=== Prompt ===
Restate the records in their entirety, word for word.

=== Provided entries ===
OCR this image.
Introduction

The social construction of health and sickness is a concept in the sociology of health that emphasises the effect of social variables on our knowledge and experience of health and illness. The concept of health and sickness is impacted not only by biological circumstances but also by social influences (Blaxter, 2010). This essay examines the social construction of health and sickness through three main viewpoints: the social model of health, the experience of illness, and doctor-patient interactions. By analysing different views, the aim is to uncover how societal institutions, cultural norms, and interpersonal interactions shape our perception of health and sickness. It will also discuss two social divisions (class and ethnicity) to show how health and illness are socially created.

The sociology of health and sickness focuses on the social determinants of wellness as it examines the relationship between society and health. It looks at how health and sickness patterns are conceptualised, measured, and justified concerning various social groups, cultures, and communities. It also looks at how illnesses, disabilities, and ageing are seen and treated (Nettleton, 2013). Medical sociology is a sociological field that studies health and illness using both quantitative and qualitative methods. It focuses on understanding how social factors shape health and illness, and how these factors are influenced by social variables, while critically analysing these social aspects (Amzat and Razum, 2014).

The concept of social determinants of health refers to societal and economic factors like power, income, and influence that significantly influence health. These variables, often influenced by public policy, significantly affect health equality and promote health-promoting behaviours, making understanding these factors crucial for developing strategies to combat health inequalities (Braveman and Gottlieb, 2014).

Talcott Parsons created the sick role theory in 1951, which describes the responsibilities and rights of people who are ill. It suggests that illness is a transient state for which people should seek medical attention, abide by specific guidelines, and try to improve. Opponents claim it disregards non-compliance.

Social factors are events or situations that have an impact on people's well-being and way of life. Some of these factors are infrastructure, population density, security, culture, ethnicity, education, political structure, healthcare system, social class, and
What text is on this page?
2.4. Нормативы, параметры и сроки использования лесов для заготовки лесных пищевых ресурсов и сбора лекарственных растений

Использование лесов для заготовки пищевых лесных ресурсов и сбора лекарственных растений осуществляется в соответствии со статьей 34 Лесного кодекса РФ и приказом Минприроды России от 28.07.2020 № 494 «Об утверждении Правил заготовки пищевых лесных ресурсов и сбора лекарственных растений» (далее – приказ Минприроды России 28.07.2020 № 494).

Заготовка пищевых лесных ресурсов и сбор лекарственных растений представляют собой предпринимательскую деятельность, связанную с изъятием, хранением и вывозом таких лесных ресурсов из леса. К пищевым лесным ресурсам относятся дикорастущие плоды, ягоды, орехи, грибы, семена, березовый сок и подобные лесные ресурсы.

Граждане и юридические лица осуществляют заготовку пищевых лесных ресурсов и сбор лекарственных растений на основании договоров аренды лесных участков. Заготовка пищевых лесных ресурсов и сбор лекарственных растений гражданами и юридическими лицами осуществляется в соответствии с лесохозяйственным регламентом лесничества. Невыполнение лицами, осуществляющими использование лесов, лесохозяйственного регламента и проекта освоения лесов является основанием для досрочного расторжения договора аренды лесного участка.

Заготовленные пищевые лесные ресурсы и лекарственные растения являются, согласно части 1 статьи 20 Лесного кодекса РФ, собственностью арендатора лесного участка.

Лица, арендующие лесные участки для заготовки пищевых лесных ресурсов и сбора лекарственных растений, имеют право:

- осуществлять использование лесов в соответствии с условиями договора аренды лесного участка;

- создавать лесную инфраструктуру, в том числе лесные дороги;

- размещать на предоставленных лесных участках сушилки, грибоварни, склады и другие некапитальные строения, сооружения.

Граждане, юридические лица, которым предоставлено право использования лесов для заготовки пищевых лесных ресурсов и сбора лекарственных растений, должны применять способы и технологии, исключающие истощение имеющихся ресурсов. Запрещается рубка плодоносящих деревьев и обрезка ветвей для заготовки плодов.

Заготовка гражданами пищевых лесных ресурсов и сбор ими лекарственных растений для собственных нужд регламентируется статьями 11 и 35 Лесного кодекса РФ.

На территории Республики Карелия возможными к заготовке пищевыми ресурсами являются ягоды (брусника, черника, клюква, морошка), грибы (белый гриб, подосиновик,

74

=== Worked solution ===
OCR this image.
Introduction

The social construction of health and sickness is a concept in the sociology of health that emphasises the effect of social variables on our knowledge and experience of health and illness. The concept of health and sickness is impacted not only by biological circumstances but also by social influences (Blaxter, 2010). This essay examines the social construction of health and sickness through three main viewpoints: the social model of health, the experience of illness, and doctor-patient interactions. By analysing different views, the aim is to uncover how societal institutions, cultural norms, and interpersonal interactions shape our perception of health and sickness. It will also discuss two social divisions (class and ethnicity) to show how health and illness are socially created.

The sociology of health and sickness focuses on the social determinants of wellness as it examines the relationship between society and health. It looks at how health and sickness patterns are conceptualised, measured, and justified concerning various social groups, cultures, and communities. It also looks at how illnesses, disabilities, and ageing are seen and treated (Nettleton, 2013). Medical sociology is a sociological field that studies health and illness using both quantitative and qualitative methods. It focuses on understanding how social factors shape health and illness, and how these factors are influenced by social variables, while critically analysing these social aspects (Amzat and Razum, 2014).

The concept of social determinants of health refers to societal and economic factors like power, income, and influence that significantly influence health. These variables, often influenced by public policy, significantly affect health equality and promote health-promoting behaviours, making understanding these factors crucial for developing strategies to combat health inequalities (Braveman and Gottlieb, 2014).

Talcott Parsons created the sick role theory in 1951, which describes the responsibilities and rights of people who are ill. It suggests that illness is a transient state for which people should seek medical attention, abide by specific guidelines, and try to improve. Opponents claim it disregards non-compliance.

Social factors are events or situations that have an impact on people's well-being and way of life. Some of these factors are infrastructure, population density, security, culture, ethnicity, education, political structure, healthcare system, social class, and
What text is on this page?
2.4. Нормативы, параметры и сроки использования лесов для заготовки лесных пищевых ресурсов и сбора лекарственных растений

Использование лесов для заготовки пищевых лесных ресурсов и сбора лекарственных растений осуществляется в соответствии со статьей 34 Лесного кодекса РФ и приказом Минприроды России от 28.07.2020 № 494 «Об утверждении Правил заготовки пищевых лесных ресурсов и сбора лекарственных растений» (далее – приказ Минприроды России 28.07.2020 № 494).

Заготовка пищевых лесных ресурсов и сбор лекарственных растений представляют собой предпринимательскую деятельность, связанную с изъятием, хранением и вывозом таких лесных ресурсов из леса. К пищевым лесным ресурсам относятся дикорастущие плоды, ягоды, орехи, грибы, семена, березовый сок и подобные лесные ресурсы.

Граждане и юридические лица осуществляют заготовку пищевых лесных ресурсов и сбор лекарственных растений на основании договоров аренды лесных участков. Заготовка пищевых лесных ресурсов и сбор лекарственных растений гражданами и юридическими лицами осуществляется в соответствии с лесохозяйственным регламентом лесничества. Невыполнение лицами, осуществляющими использование лесов, лесохозяйственного регламента и проекта освоения лесов является основанием для досрочного расторжения договора аренды лесного участка.

Заготовленные пищевые лесные ресурсы и лекарственные растения являются, согласно части 1 статьи 20 Лесного кодекса РФ, собственностью арендатора лесного участка.

Лица, арендующие лесные участки для заготовки пищевых лесных ресурсов и сбора лекарственных растений, имеют право:

- осуществлять использование лесов в соответствии с условиями договора аренды лесного участка;

- создавать лесную инфраструктуру, в том числе лесные дороги;

- размещать на предоставленных лесных участках сушилки, грибоварни, склады и другие некапитальные строения, сооружения.

Граждане, юридические лица, которым предоставлено право использования лесов для заготовки пищевых лесных ресурсов и сбора лекарственных растений, должны применять способы и технологии, исключающие истощение имеющихся ресурсов. Запрещается рубка плодоносящих деревьев и обрезка ветвей для заготовки плодов.

Заготовка гражданами пищевых лесных ресурсов и сбор ими лекарственных растений для собственных нужд регламентируется статьями 11 и 35 Лесного кодекса РФ.

На территории Республики Карелия возможными к заготовке пищевыми ресурсами являются ягоды (брусника, черника, клюква, морошка), грибы (белый гриб, подосиновик,

74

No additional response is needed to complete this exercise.